» **Exercise requirements**
Please copy everything from the start of the records down to the line containing "Bar: [513, 344, 869, 365]", with both ends included.

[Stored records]

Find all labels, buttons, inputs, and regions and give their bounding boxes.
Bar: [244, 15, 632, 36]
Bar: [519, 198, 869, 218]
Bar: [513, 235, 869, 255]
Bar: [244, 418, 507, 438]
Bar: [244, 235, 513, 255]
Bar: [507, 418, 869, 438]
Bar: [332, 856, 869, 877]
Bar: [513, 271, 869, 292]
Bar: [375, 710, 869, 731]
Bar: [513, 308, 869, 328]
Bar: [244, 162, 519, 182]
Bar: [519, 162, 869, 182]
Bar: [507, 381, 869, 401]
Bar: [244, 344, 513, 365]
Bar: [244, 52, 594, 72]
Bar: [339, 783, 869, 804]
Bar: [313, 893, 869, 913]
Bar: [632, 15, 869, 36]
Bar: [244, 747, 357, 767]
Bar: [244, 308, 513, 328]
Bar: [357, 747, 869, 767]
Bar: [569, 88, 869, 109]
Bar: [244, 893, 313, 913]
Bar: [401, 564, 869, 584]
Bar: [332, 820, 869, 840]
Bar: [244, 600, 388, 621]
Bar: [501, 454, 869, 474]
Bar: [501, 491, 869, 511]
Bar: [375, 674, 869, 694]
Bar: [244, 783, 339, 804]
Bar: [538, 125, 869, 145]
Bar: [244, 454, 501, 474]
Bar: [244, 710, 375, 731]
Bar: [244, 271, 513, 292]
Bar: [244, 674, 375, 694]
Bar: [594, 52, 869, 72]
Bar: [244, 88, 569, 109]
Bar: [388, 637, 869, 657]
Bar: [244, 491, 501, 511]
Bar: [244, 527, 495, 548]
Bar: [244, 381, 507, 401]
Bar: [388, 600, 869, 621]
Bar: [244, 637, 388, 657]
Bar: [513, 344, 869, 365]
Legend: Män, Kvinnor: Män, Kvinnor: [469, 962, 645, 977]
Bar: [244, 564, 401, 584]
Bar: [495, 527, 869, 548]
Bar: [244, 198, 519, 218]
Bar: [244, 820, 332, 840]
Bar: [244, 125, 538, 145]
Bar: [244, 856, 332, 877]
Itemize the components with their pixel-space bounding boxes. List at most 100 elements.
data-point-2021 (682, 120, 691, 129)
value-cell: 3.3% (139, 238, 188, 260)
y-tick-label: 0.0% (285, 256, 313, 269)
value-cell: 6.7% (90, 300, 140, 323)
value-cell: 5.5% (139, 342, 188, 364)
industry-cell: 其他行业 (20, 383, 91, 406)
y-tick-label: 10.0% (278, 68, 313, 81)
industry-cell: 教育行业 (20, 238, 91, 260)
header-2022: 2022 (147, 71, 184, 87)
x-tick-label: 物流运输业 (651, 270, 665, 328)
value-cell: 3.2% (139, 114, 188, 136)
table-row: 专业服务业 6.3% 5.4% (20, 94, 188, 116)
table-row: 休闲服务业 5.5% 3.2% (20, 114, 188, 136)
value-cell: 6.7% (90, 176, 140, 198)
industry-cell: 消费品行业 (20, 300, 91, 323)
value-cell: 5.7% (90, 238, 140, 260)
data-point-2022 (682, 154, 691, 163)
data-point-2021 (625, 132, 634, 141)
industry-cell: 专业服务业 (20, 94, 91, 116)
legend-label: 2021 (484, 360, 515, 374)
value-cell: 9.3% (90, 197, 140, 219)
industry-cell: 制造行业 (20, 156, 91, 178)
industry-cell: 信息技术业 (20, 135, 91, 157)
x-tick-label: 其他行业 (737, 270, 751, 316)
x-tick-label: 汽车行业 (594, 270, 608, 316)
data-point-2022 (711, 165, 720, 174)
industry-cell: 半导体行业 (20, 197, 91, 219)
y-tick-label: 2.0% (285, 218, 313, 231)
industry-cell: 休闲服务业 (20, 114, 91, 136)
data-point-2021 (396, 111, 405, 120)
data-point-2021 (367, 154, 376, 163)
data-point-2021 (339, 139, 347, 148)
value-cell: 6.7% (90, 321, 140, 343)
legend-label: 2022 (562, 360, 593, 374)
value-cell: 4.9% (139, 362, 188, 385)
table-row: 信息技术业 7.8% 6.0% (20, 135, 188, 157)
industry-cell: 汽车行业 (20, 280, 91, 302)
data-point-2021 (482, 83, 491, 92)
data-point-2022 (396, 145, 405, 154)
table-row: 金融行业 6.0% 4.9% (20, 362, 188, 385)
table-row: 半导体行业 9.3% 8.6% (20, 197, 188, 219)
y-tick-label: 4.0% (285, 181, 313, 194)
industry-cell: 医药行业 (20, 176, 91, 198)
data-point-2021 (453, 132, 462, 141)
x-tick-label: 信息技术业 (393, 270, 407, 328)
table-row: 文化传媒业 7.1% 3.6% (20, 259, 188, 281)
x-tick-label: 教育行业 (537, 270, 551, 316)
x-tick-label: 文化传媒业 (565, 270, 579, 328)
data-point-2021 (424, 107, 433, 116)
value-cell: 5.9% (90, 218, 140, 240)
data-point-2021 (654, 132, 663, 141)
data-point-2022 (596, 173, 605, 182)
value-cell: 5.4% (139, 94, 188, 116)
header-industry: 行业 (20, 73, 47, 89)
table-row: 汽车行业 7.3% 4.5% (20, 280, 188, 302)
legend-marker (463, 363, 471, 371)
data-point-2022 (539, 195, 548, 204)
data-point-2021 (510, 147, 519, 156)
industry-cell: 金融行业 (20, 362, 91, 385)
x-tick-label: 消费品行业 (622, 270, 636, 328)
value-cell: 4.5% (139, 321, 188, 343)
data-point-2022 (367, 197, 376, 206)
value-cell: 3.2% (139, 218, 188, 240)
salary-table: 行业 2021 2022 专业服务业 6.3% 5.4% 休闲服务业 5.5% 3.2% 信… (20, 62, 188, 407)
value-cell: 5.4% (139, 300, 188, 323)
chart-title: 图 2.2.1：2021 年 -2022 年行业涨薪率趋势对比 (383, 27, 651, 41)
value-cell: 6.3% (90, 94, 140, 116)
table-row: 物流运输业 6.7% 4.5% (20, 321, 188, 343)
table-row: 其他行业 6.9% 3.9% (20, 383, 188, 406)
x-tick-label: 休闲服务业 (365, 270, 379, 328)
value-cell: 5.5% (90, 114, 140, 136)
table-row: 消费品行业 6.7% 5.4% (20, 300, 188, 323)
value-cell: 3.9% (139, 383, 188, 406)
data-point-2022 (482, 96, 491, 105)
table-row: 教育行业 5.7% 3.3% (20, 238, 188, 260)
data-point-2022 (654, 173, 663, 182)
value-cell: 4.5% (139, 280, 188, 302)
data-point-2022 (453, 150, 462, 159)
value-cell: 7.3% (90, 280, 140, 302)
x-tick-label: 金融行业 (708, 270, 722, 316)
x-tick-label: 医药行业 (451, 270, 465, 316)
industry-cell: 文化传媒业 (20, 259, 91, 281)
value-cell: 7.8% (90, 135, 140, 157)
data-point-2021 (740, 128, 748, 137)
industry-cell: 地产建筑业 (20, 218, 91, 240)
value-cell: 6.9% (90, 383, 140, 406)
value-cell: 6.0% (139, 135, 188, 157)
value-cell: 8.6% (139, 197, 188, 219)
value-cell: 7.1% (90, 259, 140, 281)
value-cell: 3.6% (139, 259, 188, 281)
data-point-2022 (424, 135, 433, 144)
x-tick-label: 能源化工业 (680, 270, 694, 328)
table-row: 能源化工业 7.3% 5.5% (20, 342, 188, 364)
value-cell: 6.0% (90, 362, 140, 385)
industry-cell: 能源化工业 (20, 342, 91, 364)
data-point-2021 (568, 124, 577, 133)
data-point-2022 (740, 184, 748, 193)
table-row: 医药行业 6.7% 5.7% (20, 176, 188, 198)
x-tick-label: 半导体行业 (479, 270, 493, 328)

» **Final result**
Find all labels, buttons, inputs, and regions and give their bounding boxes.
Bar: [244, 15, 632, 36]
Bar: [519, 198, 869, 218]
Bar: [513, 235, 869, 255]
Bar: [244, 418, 507, 438]
Bar: [244, 235, 513, 255]
Bar: [507, 418, 869, 438]
Bar: [332, 856, 869, 877]
Bar: [513, 271, 869, 292]
Bar: [375, 710, 869, 731]
Bar: [513, 308, 869, 328]
Bar: [244, 162, 519, 182]
Bar: [519, 162, 869, 182]
Bar: [507, 381, 869, 401]
Bar: [244, 344, 513, 365]
Bar: [244, 52, 594, 72]
Bar: [339, 783, 869, 804]
Bar: [313, 893, 869, 913]
Bar: [632, 15, 869, 36]
Bar: [244, 747, 357, 767]
Bar: [244, 308, 513, 328]
Bar: [357, 747, 869, 767]
Bar: [569, 88, 869, 109]
Bar: [244, 893, 313, 913]
Bar: [401, 564, 869, 584]
Bar: [332, 820, 869, 840]
Bar: [244, 600, 388, 621]
Bar: [501, 454, 869, 474]
Bar: [501, 491, 869, 511]
Bar: [375, 674, 869, 694]
Bar: [244, 783, 339, 804]
Bar: [538, 125, 869, 145]
Bar: [244, 454, 501, 474]
Bar: [244, 710, 375, 731]
Bar: [244, 271, 513, 292]
Bar: [244, 674, 375, 694]
Bar: [594, 52, 869, 72]
Bar: [244, 88, 569, 109]
Bar: [388, 637, 869, 657]
Bar: [244, 491, 501, 511]
Bar: [244, 527, 495, 548]
Bar: [244, 381, 507, 401]
Bar: [388, 600, 869, 621]
Bar: [244, 637, 388, 657]
Bar: [513, 344, 869, 365]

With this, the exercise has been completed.